(Source records)
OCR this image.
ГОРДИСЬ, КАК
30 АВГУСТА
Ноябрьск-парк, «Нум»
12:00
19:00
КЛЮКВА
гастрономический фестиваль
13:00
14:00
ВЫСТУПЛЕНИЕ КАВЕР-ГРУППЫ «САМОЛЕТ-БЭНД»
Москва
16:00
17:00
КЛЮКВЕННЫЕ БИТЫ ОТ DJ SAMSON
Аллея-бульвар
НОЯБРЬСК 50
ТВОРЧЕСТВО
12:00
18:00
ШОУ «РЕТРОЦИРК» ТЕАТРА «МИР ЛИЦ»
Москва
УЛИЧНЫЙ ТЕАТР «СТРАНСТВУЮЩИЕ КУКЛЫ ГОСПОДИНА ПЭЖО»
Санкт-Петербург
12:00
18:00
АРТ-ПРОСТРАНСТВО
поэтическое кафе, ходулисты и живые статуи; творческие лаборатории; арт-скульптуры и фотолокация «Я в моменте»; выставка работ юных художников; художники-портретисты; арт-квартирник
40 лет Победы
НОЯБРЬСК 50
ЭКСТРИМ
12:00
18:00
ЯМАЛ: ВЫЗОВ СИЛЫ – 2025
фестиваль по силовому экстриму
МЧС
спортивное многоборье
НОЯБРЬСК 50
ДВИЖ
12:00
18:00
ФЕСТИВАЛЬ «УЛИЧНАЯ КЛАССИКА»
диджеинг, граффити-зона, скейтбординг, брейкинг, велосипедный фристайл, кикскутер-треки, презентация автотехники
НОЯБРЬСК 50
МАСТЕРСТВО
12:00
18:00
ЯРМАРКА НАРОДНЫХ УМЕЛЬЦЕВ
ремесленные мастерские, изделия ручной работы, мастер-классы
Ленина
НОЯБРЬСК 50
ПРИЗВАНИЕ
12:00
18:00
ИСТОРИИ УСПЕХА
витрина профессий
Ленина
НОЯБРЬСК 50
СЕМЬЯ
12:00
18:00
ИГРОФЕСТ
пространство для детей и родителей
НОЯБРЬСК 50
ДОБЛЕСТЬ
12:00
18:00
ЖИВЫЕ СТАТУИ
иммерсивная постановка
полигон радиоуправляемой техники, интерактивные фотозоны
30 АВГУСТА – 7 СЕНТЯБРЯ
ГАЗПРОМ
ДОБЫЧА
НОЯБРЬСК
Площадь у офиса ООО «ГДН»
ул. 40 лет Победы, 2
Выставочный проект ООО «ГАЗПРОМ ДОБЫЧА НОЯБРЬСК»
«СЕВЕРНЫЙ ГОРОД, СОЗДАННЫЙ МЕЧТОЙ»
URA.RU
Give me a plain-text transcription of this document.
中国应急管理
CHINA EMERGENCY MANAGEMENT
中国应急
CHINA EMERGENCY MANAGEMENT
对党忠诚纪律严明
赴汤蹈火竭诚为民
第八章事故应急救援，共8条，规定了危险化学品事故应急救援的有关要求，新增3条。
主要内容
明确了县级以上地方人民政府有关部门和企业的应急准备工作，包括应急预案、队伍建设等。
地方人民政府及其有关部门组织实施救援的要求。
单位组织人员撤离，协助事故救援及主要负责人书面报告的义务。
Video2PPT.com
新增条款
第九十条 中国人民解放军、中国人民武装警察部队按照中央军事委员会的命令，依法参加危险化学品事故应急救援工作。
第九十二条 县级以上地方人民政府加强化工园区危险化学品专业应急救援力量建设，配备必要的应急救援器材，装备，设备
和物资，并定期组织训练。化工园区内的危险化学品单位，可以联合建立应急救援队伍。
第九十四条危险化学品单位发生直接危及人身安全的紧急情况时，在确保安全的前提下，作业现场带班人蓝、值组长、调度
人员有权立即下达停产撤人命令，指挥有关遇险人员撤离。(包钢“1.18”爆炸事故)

- **WHAT IS EXPECTED**
Using the entries above, please restate each one word for word.

- **RESPONSE**
OCR this image.
ГОРДИСЬ, КАК
30 АВГУСТА
Ноябрьск-парк, «Нум»
12:00
19:00
КЛЮКВА
гастрономический фестиваль
13:00
14:00
ВЫСТУПЛЕНИЕ КАВЕР-ГРУППЫ «САМОЛЕТ-БЭНД»
Москва
16:00
17:00
КЛЮКВЕННЫЕ БИТЫ ОТ DJ SAMSON
Аллея-бульвар
НОЯБРЬСК 50
ТВОРЧЕСТВО
12:00
18:00
ШОУ «РЕТРОЦИРК» ТЕАТРА «МИР ЛИЦ»
Москва
УЛИЧНЫЙ ТЕАТР «СТРАНСТВУЮЩИЕ КУКЛЫ ГОСПОДИНА ПЭЖО»
Санкт-Петербург
12:00
18:00
АРТ-ПРОСТРАНСТВО
поэтическое кафе, ходулисты и живые статуи; творческие лаборатории; арт-скульптуры и фотолокация «Я в моменте»; выставка работ юных художников; художники-портретисты; арт-квартирник
40 лет Победы
НОЯБРЬСК 50
ЭКСТРИМ
12:00
18:00
ЯМАЛ: ВЫЗОВ СИЛЫ – 2025
фестиваль по силовому экстриму
МЧС
спортивное многоборье
НОЯБРЬСК 50
ДВИЖ
12:00
18:00
ФЕСТИВАЛЬ «УЛИЧНАЯ КЛАССИКА»
диджеинг, граффити-зона, скейтбординг, брейкинг, велосипедный фристайл, кикскутер-треки, презентация автотехники
НОЯБРЬСК 50
МАСТЕРСТВО
12:00
18:00
ЯРМАРКА НАРОДНЫХ УМЕЛЬЦЕВ
ремесленные мастерские, изделия ручной работы, мастер-классы
Ленина
НОЯБРЬСК 50
ПРИЗВАНИЕ
12:00
18:00
ИСТОРИИ УСПЕХА
витрина профессий
Ленина
НОЯБРЬСК 50
СЕМЬЯ
12:00
18:00
ИГРОФЕСТ
пространство для детей и родителей
НОЯБРЬСК 50
ДОБЛЕСТЬ
12:00
18:00
ЖИВЫЕ СТАТУИ
иммерсивная постановка
полигон радиоуправляемой техники, интерактивные фотозоны
30 АВГУСТА – 7 СЕНТЯБРЯ
ГАЗПРОМ
ДОБЫЧА
НОЯБРЬСК
Площадь у офиса ООО «ГДН»
ул. 40 лет Победы, 2
Выставочный проект ООО «ГАЗПРОМ ДОБЫЧА НОЯБРЬСК»
«СЕВЕРНЫЙ ГОРОД, СОЗДАННЫЙ МЕЧТОЙ»
URA.RU
Give me a plain-text transcription of this document.
中国应急管理
CHINA EMERGENCY MANAGEMENT
中国应急
CHINA EMERGENCY MANAGEMENT
对党忠诚纪律严明
赴汤蹈火竭诚为民
第八章事故应急救援，共8条，规定了危险化学品事故应急救援的有关要求，新增3条。
主要内容
明确了县级以上地方人民政府有关部门和企业的应急准备工作，包括应急预案、队伍建设等。
地方人民政府及其有关部门组织实施救援的要求。
单位组织人员撤离，协助事故救援及主要负责人书面报告的义务。
Video2PPT.com
新增条款
第九十条 中国人民解放军、中国人民武装警察部队按照中央军事委员会的命令，依法参加危险化学品事故应急救援工作。
第九十二条 县级以上地方人民政府加强化工园区危险化学品专业应急救援力量建设，配备必要的应急救援器材，装备，设备
和物资，并定期组织训练。化工园区内的危险化学品单位，可以联合建立应急救援队伍。
第九十四条危险化学品单位发生直接危及人身安全的紧急情况时，在确保安全的前提下，作业现场带班人蓝、值组长、调度
人员有权立即下达停产撤人命令，指挥有关遇险人员撤离。(包钢“1.18”爆炸事故)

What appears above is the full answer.